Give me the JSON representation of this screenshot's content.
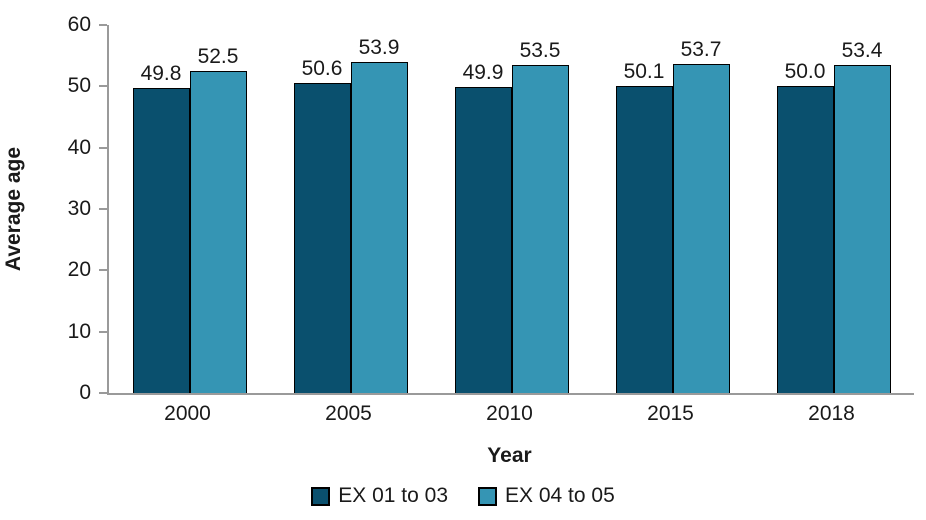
{
  "chart_data": {
    "type": "bar",
    "title": "",
    "categories": [
      "2000",
      "2005",
      "2010",
      "2015",
      "2018"
    ],
    "series": [
      {
        "name": "EX 01 to 03",
        "color": "#0a506e",
        "values": [
          49.8,
          50.6,
          49.9,
          50.1,
          50.0
        ]
      },
      {
        "name": "EX 04 to 05",
        "color": "#3595b4",
        "values": [
          52.5,
          53.9,
          53.5,
          53.7,
          53.4
        ]
      }
    ],
    "xlabel": "Year",
    "ylabel": "Average age",
    "ylim": [
      0,
      60
    ],
    "y_ticks": [
      0,
      10,
      20,
      30,
      40,
      50,
      60
    ],
    "grid": false,
    "legend_position": "bottom",
    "bar_labels_decimals": 1
  },
  "colors": {
    "axis": "#9a9a9a",
    "text": "#1a1a1a",
    "bar_border": "#000000",
    "background": "#ffffff"
  }
}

■ Task to complete ■
Omit the pictures and give the material again, exactly and in full.

■ Solution to the exercise ■
Give me the JSON representation of this screenshot's content.
{
  "chart_data": {
    "type": "bar",
    "title": "",
    "categories": [
      "2000",
      "2005",
      "2010",
      "2015",
      "2018"
    ],
    "series": [
      {
        "name": "EX 01 to 03",
        "color": "#0a506e",
        "values": [
          49.8,
          50.6,
          49.9,
          50.1,
          50.0
        ]
      },
      {
        "name": "EX 04 to 05",
        "color": "#3595b4",
        "values": [
          52.5,
          53.9,
          53.5,
          53.7,
          53.4
        ]
      }
    ],
    "xlabel": "Year",
    "ylabel": "Average age",
    "ylim": [
      0,
      60
    ],
    "y_ticks": [
      0,
      10,
      20,
      30,
      40,
      50,
      60
    ],
    "grid": false,
    "legend_position": "bottom",
    "bar_labels_decimals": 1
  },
  "colors": {
    "axis": "#9a9a9a",
    "text": "#1a1a1a",
    "bar_border": "#000000",
    "background": "#ffffff"
  }
}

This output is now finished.